◆ **Recorded information**
________

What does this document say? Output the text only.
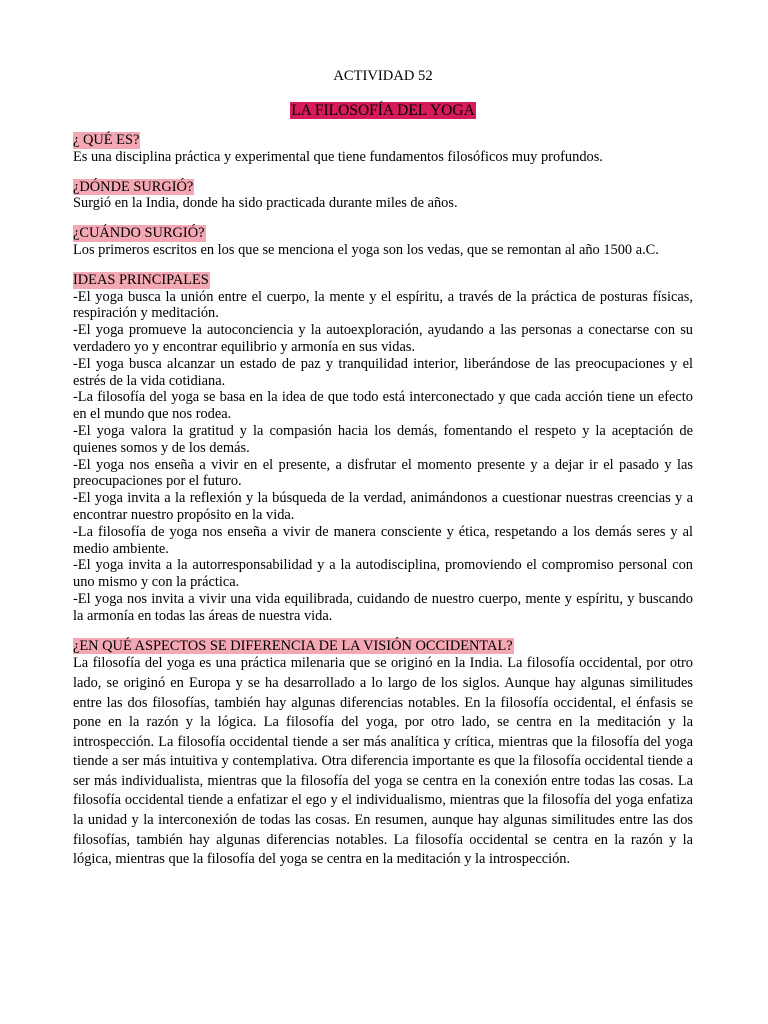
ACTIVIDAD 52
LA FILOSOFÍA DEL YOGA
¿ QUÉ ES?

Es una disciplina práctica y experimental que tiene fundamentos filosóficos muy profundos.

¿DÓNDE SURGIÓ?

Surgió en la India, donde ha sido practicada durante miles de años.

¿CUÁNDO SURGIÓ?

Los primeros escritos en los que se menciona el yoga son los vedas, que se remontan al año 1500 a.C.

IDEAS PRINCIPALES

-El yoga busca la unión entre el cuerpo, la mente y el espíritu, a través de la práctica de posturas físicas, respiración y meditación.

-El yoga promueve la autoconciencia y la autoexploración, ayudando a las personas a conectarse con su verdadero yo y encontrar equilibrio y armonía en sus vidas.

-El yoga busca alcanzar un estado de paz y tranquilidad interior, liberándose de las preocupaciones y el estrés de la vida cotidiana.

-La filosofía del yoga se basa en la idea de que todo está interconectado y que cada acción tiene un efecto en el mundo que nos rodea.

-El yoga valora la gratitud y la compasión hacia los demás, fomentando el respeto y la aceptación de quienes somos y de los demás.

-El yoga nos enseña a vivir en el presente, a disfrutar el momento presente y a dejar ir el pasado y las preocupaciones por el futuro.

-El yoga invita a la reflexión y la búsqueda de la verdad, animándonos a cuestionar nuestras creencias y a encontrar nuestro propósito en la vida.

-La filosofía de yoga nos enseña a vivir de manera consciente y ética, respetando a los demás seres y al medio ambiente.

-El yoga invita a la autorresponsabilidad y a la autodisciplina, promoviendo el compromiso personal con uno mismo y con la práctica.

-El yoga nos invita a vivir una vida equilibrada, cuidando de nuestro cuerpo, mente y espíritu, y buscando la armonía en todas las áreas de nuestra vida.

¿EN QUÉ ASPECTOS SE DIFERENCIA DE LA VISIÓN OCCIDENTAL?

La filosofía del yoga es una práctica milenaria que se originó en la India. La filosofía occidental, por otro lado, se originó en Europa y se ha desarrollado a lo largo de los siglos. Aunque hay algunas similitudes entre las dos filosofías, también hay algunas diferencias notables. En la filosofía occidental, el énfasis se pone en la razón y la lógica. La filosofía del yoga, por otro lado, se centra en la meditación y la introspección. La filosofía occidental tiende a ser más analítica y crítica, mientras que la filosofía del yoga tiende a ser más intuitiva y contemplativa. Otra diferencia importante es que la filosofía occidental tiende a ser más individualista, mientras que la filosofía del yoga se centra en la conexión entre todas las cosas. La filosofía occidental tiende a enfatizar el ego y el individualismo, mientras que la filosofía del yoga enfatiza la unidad y la interconexión de todas las cosas. En resumen, aunque hay algunas similitudes entre las dos filosofías, también hay algunas diferencias notables. La filosofía occidental se centra en la razón y la lógica, mientras que la filosofía del yoga se centra en la meditación y la introspección.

________

◆ **Do this**
Within the entries above, report how many lines include "invita", and keep the answer to the number.

◆ **Solution to the problem**
3